→ Task instructions: Could you transcribe every record below exactly as written, leaving out any pictures?

-=-=-

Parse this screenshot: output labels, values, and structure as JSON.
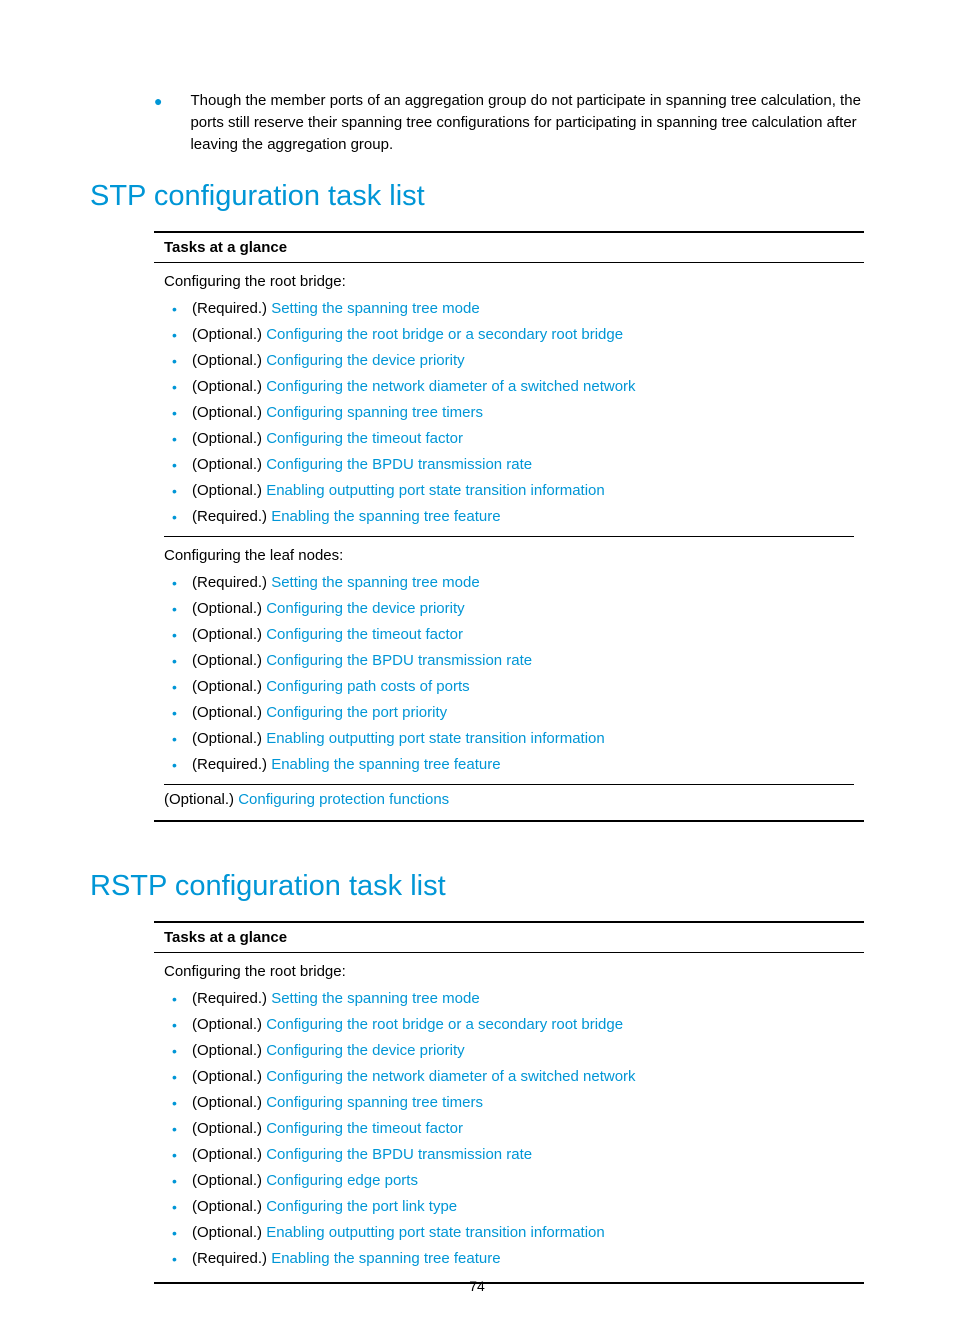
{
  "colors": {
    "accent": "#0096d6",
    "text": "#000000",
    "background": "#ffffff",
    "rule": "#000000"
  },
  "page_number": "74",
  "intro_bullet": "Though the member ports of an aggregation group do not participate in spanning tree calculation, the ports still reserve their spanning tree configurations for participating in spanning tree calculation after leaving the aggregation group.",
  "sections": [
    {
      "heading": "STP configuration task list",
      "table": {
        "header": "Tasks at a glance",
        "groups": [
          {
            "title": "Configuring the root bridge:",
            "items": [
              {
                "prefix": "(Required.) ",
                "link": "Setting the spanning tree mode"
              },
              {
                "prefix": "(Optional.) ",
                "link": "Configuring the root bridge or a secondary root bridge"
              },
              {
                "prefix": "(Optional.) ",
                "link": "Configuring the device priority"
              },
              {
                "prefix": "(Optional.) ",
                "link": "Configuring the network diameter of a switched network"
              },
              {
                "prefix": "(Optional.) ",
                "link": "Configuring spanning tree timers"
              },
              {
                "prefix": "(Optional.) ",
                "link": "Configuring the timeout factor"
              },
              {
                "prefix": "(Optional.) ",
                "link": "Configuring the BPDU transmission rate"
              },
              {
                "prefix": "(Optional.) ",
                "link": "Enabling outputting port state transition information"
              },
              {
                "prefix": "(Required.) ",
                "link": "Enabling the spanning tree feature"
              }
            ]
          },
          {
            "title": "Configuring the leaf nodes:",
            "items": [
              {
                "prefix": "(Required.) ",
                "link": "Setting the spanning tree mode"
              },
              {
                "prefix": "(Optional.) ",
                "link": "Configuring the device priority"
              },
              {
                "prefix": "(Optional.) ",
                "link": "Configuring the timeout factor"
              },
              {
                "prefix": "(Optional.) ",
                "link": "Configuring the BPDU transmission rate"
              },
              {
                "prefix": "(Optional.) ",
                "link": "Configuring path costs of ports"
              },
              {
                "prefix": "(Optional.) ",
                "link": "Configuring the port priority"
              },
              {
                "prefix": "(Optional.) ",
                "link": "Enabling outputting port state transition information"
              },
              {
                "prefix": "(Required.) ",
                "link": "Enabling the spanning tree feature"
              }
            ]
          }
        ],
        "trailing": {
          "prefix": "(Optional.) ",
          "link": "Configuring protection functions"
        }
      }
    },
    {
      "heading": "RSTP configuration task list",
      "table": {
        "header": "Tasks at a glance",
        "groups": [
          {
            "title": "Configuring the root bridge:",
            "items": [
              {
                "prefix": "(Required.) ",
                "link": "Setting the spanning tree mode"
              },
              {
                "prefix": "(Optional.) ",
                "link": "Configuring the root bridge or a secondary root bridge"
              },
              {
                "prefix": "(Optional.) ",
                "link": "Configuring the device priority"
              },
              {
                "prefix": "(Optional.) ",
                "link": "Configuring the network diameter of a switched network"
              },
              {
                "prefix": "(Optional.) ",
                "link": "Configuring spanning tree timers"
              },
              {
                "prefix": "(Optional.) ",
                "link": "Configuring the timeout factor"
              },
              {
                "prefix": "(Optional.) ",
                "link": "Configuring the BPDU transmission rate"
              },
              {
                "prefix": "(Optional.) ",
                "link": "Configuring edge ports"
              },
              {
                "prefix": "(Optional.) ",
                "link": "Configuring the port link type"
              },
              {
                "prefix": "(Optional.) ",
                "link": "Enabling outputting port state transition information"
              },
              {
                "prefix": "(Required.) ",
                "link": "Enabling the spanning tree feature"
              }
            ]
          }
        ]
      }
    }
  ]
}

-=-=-

→ Written response:
Parse this screenshot: output labels, values, and structure as JSON.
{
  "colors": {
    "accent": "#0096d6",
    "text": "#000000",
    "background": "#ffffff",
    "rule": "#000000"
  },
  "page_number": "74",
  "intro_bullet": "Though the member ports of an aggregation group do not participate in spanning tree calculation, the ports still reserve their spanning tree configurations for participating in spanning tree calculation after leaving the aggregation group.",
  "sections": [
    {
      "heading": "STP configuration task list",
      "table": {
        "header": "Tasks at a glance",
        "groups": [
          {
            "title": "Configuring the root bridge:",
            "items": [
              {
                "prefix": "(Required.) ",
                "link": "Setting the spanning tree mode"
              },
              {
                "prefix": "(Optional.) ",
                "link": "Configuring the root bridge or a secondary root bridge"
              },
              {
                "prefix": "(Optional.) ",
                "link": "Configuring the device priority"
              },
              {
                "prefix": "(Optional.) ",
                "link": "Configuring the network diameter of a switched network"
              },
              {
                "prefix": "(Optional.) ",
                "link": "Configuring spanning tree timers"
              },
              {
                "prefix": "(Optional.) ",
                "link": "Configuring the timeout factor"
              },
              {
                "prefix": "(Optional.) ",
                "link": "Configuring the BPDU transmission rate"
              },
              {
                "prefix": "(Optional.) ",
                "link": "Enabling outputting port state transition information"
              },
              {
                "prefix": "(Required.) ",
                "link": "Enabling the spanning tree feature"
              }
            ]
          },
          {
            "title": "Configuring the leaf nodes:",
            "items": [
              {
                "prefix": "(Required.) ",
                "link": "Setting the spanning tree mode"
              },
              {
                "prefix": "(Optional.) ",
                "link": "Configuring the device priority"
              },
              {
                "prefix": "(Optional.) ",
                "link": "Configuring the timeout factor"
              },
              {
                "prefix": "(Optional.) ",
                "link": "Configuring the BPDU transmission rate"
              },
              {
                "prefix": "(Optional.) ",
                "link": "Configuring path costs of ports"
              },
              {
                "prefix": "(Optional.) ",
                "link": "Configuring the port priority"
              },
              {
                "prefix": "(Optional.) ",
                "link": "Enabling outputting port state transition information"
              },
              {
                "prefix": "(Required.) ",
                "link": "Enabling the spanning tree feature"
              }
            ]
          }
        ],
        "trailing": {
          "prefix": "(Optional.) ",
          "link": "Configuring protection functions"
        }
      }
    },
    {
      "heading": "RSTP configuration task list",
      "table": {
        "header": "Tasks at a glance",
        "groups": [
          {
            "title": "Configuring the root bridge:",
            "items": [
              {
                "prefix": "(Required.) ",
                "link": "Setting the spanning tree mode"
              },
              {
                "prefix": "(Optional.) ",
                "link": "Configuring the root bridge or a secondary root bridge"
              },
              {
                "prefix": "(Optional.) ",
                "link": "Configuring the device priority"
              },
              {
                "prefix": "(Optional.) ",
                "link": "Configuring the network diameter of a switched network"
              },
              {
                "prefix": "(Optional.) ",
                "link": "Configuring spanning tree timers"
              },
              {
                "prefix": "(Optional.) ",
                "link": "Configuring the timeout factor"
              },
              {
                "prefix": "(Optional.) ",
                "link": "Configuring the BPDU transmission rate"
              },
              {
                "prefix": "(Optional.) ",
                "link": "Configuring edge ports"
              },
              {
                "prefix": "(Optional.) ",
                "link": "Configuring the port link type"
              },
              {
                "prefix": "(Optional.) ",
                "link": "Enabling outputting port state transition information"
              },
              {
                "prefix": "(Required.) ",
                "link": "Enabling the spanning tree feature"
              }
            ]
          }
        ]
      }
    }
  ]
}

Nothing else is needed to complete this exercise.